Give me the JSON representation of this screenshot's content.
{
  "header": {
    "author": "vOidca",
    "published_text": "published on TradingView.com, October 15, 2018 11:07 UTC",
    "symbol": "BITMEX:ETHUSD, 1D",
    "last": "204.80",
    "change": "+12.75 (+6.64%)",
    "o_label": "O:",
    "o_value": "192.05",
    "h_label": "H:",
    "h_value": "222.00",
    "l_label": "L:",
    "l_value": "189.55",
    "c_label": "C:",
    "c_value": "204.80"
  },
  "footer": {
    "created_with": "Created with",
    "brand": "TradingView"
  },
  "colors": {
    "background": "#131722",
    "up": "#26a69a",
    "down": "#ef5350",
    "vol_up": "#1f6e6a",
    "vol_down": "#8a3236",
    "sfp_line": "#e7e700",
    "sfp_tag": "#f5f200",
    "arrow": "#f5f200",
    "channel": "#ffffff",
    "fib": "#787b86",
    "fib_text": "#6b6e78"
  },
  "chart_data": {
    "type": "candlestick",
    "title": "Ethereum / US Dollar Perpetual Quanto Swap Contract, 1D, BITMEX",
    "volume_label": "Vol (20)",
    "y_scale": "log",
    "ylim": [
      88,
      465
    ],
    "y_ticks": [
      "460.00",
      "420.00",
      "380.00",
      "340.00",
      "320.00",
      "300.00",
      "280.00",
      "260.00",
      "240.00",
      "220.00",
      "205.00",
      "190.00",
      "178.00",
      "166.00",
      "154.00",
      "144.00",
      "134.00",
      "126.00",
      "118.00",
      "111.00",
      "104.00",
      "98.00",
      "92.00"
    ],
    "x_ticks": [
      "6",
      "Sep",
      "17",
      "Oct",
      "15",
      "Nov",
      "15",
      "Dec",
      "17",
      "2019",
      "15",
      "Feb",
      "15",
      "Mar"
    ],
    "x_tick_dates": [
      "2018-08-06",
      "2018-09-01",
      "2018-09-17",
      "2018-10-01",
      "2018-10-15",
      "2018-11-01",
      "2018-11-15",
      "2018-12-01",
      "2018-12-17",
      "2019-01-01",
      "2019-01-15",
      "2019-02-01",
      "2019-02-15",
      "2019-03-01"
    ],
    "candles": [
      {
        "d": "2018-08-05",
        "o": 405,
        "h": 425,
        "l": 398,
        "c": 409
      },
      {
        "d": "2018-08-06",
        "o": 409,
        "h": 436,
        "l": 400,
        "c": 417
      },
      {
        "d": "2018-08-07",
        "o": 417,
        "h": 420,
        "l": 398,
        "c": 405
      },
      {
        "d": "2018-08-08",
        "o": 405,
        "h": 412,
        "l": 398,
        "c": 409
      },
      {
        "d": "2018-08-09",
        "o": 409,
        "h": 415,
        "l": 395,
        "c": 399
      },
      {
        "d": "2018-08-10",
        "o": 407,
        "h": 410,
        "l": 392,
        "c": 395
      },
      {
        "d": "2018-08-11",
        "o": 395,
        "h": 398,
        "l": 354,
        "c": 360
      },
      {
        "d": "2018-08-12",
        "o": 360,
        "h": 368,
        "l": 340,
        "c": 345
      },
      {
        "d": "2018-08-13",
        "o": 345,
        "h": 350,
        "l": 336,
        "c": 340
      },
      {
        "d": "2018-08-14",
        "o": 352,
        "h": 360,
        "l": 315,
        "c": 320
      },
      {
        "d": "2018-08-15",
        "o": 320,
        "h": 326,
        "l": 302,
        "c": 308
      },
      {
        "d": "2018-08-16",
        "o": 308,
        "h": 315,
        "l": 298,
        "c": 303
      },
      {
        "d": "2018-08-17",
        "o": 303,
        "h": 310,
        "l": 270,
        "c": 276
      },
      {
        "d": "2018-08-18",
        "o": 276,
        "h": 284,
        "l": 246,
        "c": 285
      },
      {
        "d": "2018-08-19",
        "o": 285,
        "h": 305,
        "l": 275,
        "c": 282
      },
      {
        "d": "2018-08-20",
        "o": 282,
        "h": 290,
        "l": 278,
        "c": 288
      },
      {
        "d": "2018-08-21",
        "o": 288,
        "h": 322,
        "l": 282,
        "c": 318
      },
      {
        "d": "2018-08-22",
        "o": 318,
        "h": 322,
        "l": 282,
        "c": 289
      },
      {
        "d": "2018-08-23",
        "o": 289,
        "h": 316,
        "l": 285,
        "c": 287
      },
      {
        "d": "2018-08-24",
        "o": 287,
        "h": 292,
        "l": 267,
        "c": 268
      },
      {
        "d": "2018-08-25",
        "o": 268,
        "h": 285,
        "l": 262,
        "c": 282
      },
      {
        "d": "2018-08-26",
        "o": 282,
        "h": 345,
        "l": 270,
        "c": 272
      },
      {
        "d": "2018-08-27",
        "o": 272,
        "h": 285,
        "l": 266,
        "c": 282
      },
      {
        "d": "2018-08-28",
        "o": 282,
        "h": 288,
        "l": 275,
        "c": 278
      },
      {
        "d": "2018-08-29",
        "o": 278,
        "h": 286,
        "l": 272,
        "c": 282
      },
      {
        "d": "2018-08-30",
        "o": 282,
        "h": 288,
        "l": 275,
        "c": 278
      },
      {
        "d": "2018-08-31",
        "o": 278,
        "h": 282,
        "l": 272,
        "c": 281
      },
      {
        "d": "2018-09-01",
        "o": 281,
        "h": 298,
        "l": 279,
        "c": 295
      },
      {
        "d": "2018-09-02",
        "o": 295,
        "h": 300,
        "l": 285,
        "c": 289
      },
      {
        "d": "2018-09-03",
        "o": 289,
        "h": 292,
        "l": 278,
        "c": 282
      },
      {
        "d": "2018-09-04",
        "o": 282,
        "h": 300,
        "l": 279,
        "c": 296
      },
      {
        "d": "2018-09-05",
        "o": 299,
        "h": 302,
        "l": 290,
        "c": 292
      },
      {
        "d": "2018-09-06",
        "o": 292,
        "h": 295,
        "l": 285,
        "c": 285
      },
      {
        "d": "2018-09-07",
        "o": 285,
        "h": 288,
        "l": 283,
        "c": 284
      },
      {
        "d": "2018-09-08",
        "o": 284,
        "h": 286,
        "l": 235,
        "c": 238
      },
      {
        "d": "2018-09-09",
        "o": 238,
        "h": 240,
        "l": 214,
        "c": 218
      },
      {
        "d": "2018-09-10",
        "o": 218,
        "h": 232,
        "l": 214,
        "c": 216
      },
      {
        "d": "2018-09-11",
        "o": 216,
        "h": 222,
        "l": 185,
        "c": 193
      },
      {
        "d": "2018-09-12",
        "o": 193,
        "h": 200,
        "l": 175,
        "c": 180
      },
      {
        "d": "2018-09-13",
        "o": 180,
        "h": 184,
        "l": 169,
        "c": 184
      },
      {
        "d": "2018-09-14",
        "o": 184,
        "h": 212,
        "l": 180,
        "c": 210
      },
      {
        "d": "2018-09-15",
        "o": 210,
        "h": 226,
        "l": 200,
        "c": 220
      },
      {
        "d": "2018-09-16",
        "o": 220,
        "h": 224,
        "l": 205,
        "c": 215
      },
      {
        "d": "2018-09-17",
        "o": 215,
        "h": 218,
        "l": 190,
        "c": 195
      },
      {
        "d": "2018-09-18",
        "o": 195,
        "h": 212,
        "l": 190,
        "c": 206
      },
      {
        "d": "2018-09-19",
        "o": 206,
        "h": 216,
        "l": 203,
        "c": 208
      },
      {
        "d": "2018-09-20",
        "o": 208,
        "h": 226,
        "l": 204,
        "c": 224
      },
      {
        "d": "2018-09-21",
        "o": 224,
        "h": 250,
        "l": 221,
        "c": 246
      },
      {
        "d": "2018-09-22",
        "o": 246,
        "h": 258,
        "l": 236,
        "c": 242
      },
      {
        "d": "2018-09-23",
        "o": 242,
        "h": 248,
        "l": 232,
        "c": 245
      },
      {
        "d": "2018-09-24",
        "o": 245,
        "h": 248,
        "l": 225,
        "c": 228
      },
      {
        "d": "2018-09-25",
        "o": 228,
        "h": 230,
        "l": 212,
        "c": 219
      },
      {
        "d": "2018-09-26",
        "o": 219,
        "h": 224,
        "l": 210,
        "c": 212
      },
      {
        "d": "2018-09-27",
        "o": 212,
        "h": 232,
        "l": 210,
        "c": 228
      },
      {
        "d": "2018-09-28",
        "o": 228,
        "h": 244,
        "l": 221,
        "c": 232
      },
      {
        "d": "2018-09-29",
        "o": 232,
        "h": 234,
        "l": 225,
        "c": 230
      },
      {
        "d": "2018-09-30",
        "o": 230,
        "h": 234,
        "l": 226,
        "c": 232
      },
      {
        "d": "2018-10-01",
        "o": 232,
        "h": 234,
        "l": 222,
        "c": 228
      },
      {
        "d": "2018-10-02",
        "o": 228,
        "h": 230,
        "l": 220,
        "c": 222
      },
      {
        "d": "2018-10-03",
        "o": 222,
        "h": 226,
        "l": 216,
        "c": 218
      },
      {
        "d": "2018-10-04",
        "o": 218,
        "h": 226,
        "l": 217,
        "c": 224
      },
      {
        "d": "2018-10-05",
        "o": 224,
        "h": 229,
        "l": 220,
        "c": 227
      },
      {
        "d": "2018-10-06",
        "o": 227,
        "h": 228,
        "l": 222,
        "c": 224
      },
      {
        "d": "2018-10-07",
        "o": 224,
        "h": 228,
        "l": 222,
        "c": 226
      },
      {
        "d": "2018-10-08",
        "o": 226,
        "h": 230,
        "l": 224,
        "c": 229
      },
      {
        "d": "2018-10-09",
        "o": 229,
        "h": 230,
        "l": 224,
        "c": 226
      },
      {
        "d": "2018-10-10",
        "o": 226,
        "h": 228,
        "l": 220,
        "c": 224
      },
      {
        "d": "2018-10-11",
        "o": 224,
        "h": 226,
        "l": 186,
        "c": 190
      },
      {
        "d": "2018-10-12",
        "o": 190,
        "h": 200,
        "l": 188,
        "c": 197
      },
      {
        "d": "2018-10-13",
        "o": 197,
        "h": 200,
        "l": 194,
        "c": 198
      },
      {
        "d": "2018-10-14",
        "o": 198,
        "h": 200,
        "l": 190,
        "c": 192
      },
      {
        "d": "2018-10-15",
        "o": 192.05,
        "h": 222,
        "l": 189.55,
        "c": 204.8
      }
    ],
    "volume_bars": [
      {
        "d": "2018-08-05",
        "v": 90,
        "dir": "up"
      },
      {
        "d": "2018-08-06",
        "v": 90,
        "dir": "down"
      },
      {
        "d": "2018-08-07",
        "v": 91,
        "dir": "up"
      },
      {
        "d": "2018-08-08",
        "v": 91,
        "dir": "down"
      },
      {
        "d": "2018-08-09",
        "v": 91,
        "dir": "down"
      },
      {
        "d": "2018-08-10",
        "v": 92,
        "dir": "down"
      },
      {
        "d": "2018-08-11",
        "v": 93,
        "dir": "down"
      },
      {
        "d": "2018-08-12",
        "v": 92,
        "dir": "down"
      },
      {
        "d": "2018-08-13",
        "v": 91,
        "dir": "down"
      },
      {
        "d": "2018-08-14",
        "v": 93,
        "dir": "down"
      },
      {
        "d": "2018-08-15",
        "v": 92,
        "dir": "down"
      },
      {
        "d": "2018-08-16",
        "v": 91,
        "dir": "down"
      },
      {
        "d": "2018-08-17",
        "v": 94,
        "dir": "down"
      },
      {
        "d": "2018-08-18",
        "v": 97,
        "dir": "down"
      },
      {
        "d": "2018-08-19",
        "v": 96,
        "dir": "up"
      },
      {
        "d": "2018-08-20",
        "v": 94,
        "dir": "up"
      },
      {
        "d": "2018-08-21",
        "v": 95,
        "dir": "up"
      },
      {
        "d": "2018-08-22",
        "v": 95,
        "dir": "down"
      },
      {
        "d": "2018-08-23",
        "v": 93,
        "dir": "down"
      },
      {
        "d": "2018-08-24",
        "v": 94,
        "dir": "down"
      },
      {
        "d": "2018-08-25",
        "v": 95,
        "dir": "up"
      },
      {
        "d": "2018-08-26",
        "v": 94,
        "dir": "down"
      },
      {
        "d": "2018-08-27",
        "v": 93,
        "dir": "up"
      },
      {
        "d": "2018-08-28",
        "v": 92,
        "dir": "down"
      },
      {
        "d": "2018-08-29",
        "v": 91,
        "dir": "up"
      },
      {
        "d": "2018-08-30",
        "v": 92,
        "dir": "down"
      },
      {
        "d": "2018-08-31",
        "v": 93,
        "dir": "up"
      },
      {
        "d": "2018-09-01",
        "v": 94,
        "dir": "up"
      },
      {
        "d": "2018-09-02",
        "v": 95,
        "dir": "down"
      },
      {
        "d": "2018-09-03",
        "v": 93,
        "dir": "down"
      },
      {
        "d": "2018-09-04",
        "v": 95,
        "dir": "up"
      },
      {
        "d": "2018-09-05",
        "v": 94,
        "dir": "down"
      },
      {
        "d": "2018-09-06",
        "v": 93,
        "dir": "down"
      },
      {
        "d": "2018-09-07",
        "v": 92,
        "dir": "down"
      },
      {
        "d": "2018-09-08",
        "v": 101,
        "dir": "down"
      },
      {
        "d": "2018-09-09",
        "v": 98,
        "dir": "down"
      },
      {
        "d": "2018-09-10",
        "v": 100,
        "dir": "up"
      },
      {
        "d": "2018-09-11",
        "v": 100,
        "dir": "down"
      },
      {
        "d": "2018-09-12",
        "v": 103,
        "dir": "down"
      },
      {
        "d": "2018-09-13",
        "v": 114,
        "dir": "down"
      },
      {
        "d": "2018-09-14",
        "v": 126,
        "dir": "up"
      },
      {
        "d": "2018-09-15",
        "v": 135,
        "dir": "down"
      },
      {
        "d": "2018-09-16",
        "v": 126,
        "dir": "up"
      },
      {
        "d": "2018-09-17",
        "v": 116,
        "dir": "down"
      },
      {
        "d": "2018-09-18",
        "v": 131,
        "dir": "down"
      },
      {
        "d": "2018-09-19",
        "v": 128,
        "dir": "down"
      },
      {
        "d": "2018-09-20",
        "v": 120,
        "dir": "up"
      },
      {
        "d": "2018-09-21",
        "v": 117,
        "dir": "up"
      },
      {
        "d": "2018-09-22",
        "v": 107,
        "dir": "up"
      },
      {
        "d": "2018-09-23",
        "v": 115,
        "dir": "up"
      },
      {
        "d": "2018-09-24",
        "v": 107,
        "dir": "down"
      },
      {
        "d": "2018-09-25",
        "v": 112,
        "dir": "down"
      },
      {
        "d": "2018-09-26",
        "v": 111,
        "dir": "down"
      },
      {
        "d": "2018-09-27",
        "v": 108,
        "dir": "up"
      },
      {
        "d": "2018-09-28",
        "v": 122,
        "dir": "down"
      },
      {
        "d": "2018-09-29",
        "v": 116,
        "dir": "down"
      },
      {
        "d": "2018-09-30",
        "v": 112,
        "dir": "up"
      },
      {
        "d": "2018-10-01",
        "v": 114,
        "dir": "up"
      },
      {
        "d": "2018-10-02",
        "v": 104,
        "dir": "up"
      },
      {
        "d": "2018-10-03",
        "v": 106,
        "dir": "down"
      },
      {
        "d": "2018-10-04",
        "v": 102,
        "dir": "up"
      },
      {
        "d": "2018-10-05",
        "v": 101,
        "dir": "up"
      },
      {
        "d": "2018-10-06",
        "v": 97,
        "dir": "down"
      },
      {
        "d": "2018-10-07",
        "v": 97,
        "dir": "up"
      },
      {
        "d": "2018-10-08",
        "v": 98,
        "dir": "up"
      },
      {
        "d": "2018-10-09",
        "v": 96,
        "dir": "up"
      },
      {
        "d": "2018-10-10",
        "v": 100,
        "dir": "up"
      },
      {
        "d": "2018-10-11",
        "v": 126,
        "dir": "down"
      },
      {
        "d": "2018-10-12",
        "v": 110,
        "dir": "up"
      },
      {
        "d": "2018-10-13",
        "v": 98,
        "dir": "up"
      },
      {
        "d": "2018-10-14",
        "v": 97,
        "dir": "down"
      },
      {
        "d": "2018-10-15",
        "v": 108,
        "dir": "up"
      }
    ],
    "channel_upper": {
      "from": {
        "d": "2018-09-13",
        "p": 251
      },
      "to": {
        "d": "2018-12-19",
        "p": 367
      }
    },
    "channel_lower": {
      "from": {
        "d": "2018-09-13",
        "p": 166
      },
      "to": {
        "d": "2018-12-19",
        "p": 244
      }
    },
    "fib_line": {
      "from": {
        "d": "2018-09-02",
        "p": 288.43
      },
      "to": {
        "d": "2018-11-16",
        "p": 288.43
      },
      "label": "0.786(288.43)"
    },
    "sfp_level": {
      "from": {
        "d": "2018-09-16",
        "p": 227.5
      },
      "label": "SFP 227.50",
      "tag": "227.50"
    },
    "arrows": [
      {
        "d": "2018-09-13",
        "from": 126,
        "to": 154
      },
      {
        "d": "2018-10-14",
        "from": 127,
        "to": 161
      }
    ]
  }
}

■ **Short exercise**:
Which lines of the material contain the string "BITMEX"? List each of them.

■ **Result**:
    "symbol": "BITMEX:ETHUSD, 1D",
    "title": "Ethereum / US Dollar Perpetual Quanto Swap Contract, 1D, BITMEX",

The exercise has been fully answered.